— Start —

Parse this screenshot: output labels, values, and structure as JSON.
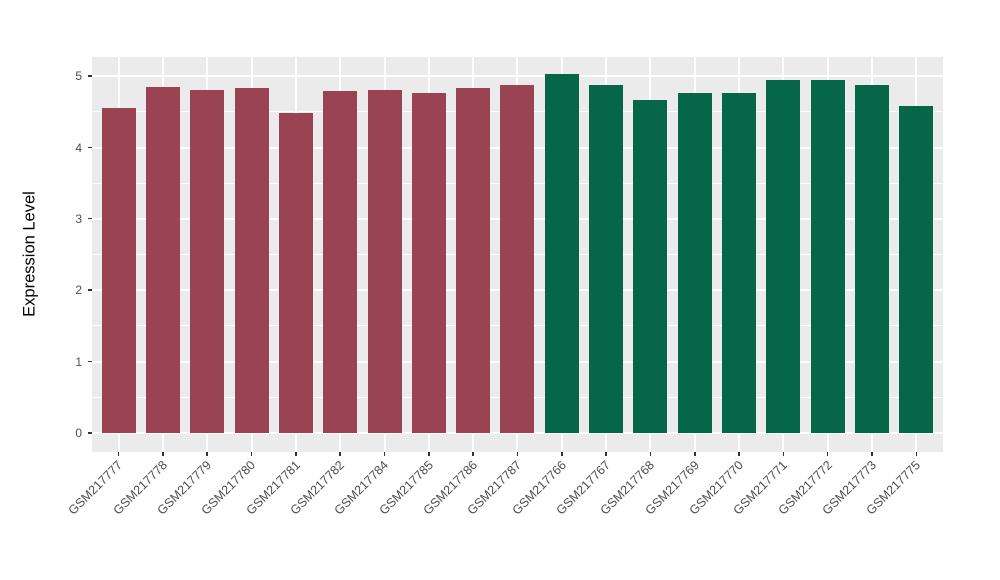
{
  "chart_data": {
    "type": "bar",
    "title": "",
    "xlabel": "",
    "ylabel": "Expression Level",
    "categories": [
      "GSM217777",
      "GSM217778",
      "GSM217779",
      "GSM217780",
      "GSM217781",
      "GSM217782",
      "GSM217784",
      "GSM217785",
      "GSM217786",
      "GSM217787",
      "GSM217766",
      "GSM217767",
      "GSM217768",
      "GSM217769",
      "GSM217770",
      "GSM217771",
      "GSM217772",
      "GSM217773",
      "GSM217775"
    ],
    "values": [
      4.55,
      4.85,
      4.8,
      4.83,
      4.49,
      4.79,
      4.8,
      4.76,
      4.83,
      4.88,
      5.03,
      4.87,
      4.66,
      4.76,
      4.76,
      4.95,
      4.94,
      4.87,
      4.58
    ],
    "colors": [
      "#9A4453",
      "#9A4453",
      "#9A4453",
      "#9A4453",
      "#9A4453",
      "#9A4453",
      "#9A4453",
      "#9A4453",
      "#9A4453",
      "#9A4453",
      "#066648",
      "#066648",
      "#066648",
      "#066648",
      "#066648",
      "#066648",
      "#066648",
      "#066648",
      "#066648"
    ],
    "group_colors": {
      "group_1": "#9A4453",
      "group_2": "#066648"
    },
    "yticks": [
      0,
      1,
      2,
      3,
      4,
      5
    ],
    "ytick_minor": [
      0.5,
      1.5,
      2.5,
      3.5,
      4.5
    ],
    "ylim": [
      -0.27,
      5.27
    ],
    "legend_position": "none",
    "grid": "on",
    "panel_bg": "#EBEBEB",
    "grid_color": "#FFFFFF",
    "tick_label_color": "#4D4D4D"
  }
}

— End —

Written instruction – From the data above, gather every line that includes the word "values".

Full answer –
Parse this screenshot: output labels, values, and structure as JSON.
    "values": [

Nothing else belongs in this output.